Exercise goal »
Pull out every line from the listing that has the word "shield".

Exercise inputs »
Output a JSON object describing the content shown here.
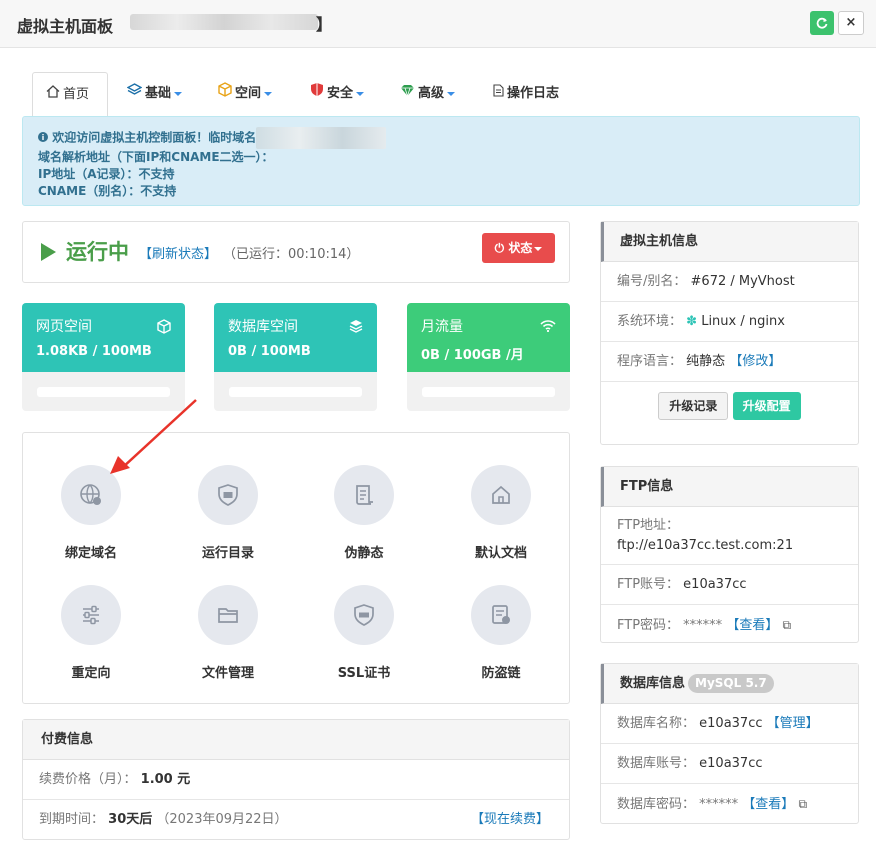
{
  "window": {
    "title": "虚拟主机面板",
    "title_suffix": "】",
    "refresh_icon": "refresh-icon",
    "close_label": "×"
  },
  "tabs": [
    {
      "label": "首页",
      "icon": "home-icon"
    },
    {
      "label": "基础",
      "icon": "layers-icon"
    },
    {
      "label": "空间",
      "icon": "cube-icon"
    },
    {
      "label": "安全",
      "icon": "shield-icon"
    },
    {
      "label": "高级",
      "icon": "diamond-icon"
    },
    {
      "label": "操作日志",
      "icon": "document-icon"
    }
  ],
  "alert": {
    "line1": "欢迎访问虚拟主机控制面板！临时域名",
    "line2": "域名解析地址（下面IP和CNAME二选一）：",
    "line3": "IP地址（A记录）：不支持",
    "line4": "CNAME（别名）：不支持"
  },
  "status": {
    "state": "运行中",
    "refresh_link": "【刷新状态】",
    "uptime": "（已运行：00:10:14）",
    "button": "状态"
  },
  "usage": [
    {
      "label": "网页空间",
      "value": "1.08KB / 100MB",
      "color": "#2ec4b6",
      "icon": "cube-icon",
      "fraction": 0.0
    },
    {
      "label": "数据库空间",
      "value": "0B / 100MB",
      "color": "#2ec4b6",
      "icon": "database-icon",
      "fraction": 0.0
    },
    {
      "label": "月流量",
      "value": "0B / 100GB /月",
      "color": "#3dcc7a",
      "icon": "wifi-icon",
      "fraction": 0.0
    }
  ],
  "functions": [
    {
      "label": "绑定域名",
      "icon": "globe-icon"
    },
    {
      "label": "运行目录",
      "icon": "shield-folder-icon"
    },
    {
      "label": "伪静态",
      "icon": "scroll-icon"
    },
    {
      "label": "默认文档",
      "icon": "home-icon"
    },
    {
      "label": "重定向",
      "icon": "sliders-icon"
    },
    {
      "label": "文件管理",
      "icon": "folder-icon"
    },
    {
      "label": "SSL证书",
      "icon": "ssl-shield-icon"
    },
    {
      "label": "防盗链",
      "icon": "anti-leech-icon"
    }
  ],
  "payment": {
    "title": "付费信息",
    "price_label": "续费价格（月）：",
    "price_value": "1.00 元",
    "expire_label": "到期时间：",
    "expire_value": "30天后",
    "expire_date": "（2023年09月22日）",
    "renew_link": "【现在续费】"
  },
  "host_info": {
    "title": "虚拟主机信息",
    "id_label": "编号/别名：",
    "id_value": "#672 / MyVhost",
    "env_label": "系统环境：",
    "env_value": "Linux / nginx",
    "lang_label": "程序语言：",
    "lang_value": "纯静态",
    "lang_link": "【修改】",
    "btn_log": "升级记录",
    "btn_upgrade": "升级配置"
  },
  "ftp": {
    "title": "FTP信息",
    "addr_label": "FTP地址：",
    "addr_value": "ftp://e10a37cc.test.com:21",
    "user_label": "FTP账号：",
    "user_value": "e10a37cc",
    "pass_label": "FTP密码：",
    "pass_value": "******",
    "view_link": "【查看】"
  },
  "db": {
    "title": "数据库信息",
    "tag": "MySQL 5.7",
    "name_label": "数据库名称：",
    "name_value": "e10a37cc",
    "manage_link": "【管理】",
    "user_label": "数据库账号：",
    "user_value": "e10a37cc",
    "pass_label": "数据库密码：",
    "pass_value": "******",
    "view_link": "【查看】"
  }
}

Reply »
      "icon": "shield-icon"
      "icon": "shield-folder-icon"
      "icon": "ssl-shield-icon"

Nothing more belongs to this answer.